— BEGIN Stored data —

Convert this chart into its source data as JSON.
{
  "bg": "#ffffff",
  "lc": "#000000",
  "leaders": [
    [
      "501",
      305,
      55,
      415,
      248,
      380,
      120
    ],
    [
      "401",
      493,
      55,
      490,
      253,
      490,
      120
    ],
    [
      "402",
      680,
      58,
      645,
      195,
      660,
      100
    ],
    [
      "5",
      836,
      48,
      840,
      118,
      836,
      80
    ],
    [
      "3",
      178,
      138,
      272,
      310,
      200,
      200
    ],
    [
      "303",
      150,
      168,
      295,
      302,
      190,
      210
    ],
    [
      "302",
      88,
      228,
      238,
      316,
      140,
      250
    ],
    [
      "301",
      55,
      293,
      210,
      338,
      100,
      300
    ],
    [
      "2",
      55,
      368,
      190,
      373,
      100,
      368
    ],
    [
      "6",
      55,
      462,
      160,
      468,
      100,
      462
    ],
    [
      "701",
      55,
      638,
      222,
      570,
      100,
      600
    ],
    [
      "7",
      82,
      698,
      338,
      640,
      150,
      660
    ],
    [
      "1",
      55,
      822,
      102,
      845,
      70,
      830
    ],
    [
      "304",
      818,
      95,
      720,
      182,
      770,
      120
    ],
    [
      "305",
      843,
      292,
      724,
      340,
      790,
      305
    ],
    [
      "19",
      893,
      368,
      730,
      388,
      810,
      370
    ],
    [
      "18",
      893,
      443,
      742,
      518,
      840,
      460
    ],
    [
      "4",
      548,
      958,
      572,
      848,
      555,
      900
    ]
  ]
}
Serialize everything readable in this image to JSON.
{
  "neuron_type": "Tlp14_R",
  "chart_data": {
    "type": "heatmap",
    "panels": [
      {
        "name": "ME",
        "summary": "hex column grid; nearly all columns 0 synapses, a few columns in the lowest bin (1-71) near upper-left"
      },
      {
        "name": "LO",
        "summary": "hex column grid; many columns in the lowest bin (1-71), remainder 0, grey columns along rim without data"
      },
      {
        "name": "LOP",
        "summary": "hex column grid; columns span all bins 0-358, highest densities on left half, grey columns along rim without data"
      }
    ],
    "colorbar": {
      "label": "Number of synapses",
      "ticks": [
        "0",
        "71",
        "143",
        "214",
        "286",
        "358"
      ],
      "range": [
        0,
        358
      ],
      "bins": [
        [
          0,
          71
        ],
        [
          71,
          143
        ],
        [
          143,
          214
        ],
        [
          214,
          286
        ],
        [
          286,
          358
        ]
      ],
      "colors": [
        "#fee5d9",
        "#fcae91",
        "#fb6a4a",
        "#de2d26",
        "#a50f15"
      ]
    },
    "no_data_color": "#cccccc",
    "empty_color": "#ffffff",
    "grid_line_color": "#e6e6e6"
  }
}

— END Stored data —

**Problem details**
Which lines in the listing above hold the word "grey"? Show each of them.

**Exercise output**
        "summary": "hex column grid; many columns in the lowest bin (1-71), remainder 0, grey columns along rim without data"
        "summary": "hex column grid; columns span all bins 0-358, highest densities on left half, grey columns along rim without data"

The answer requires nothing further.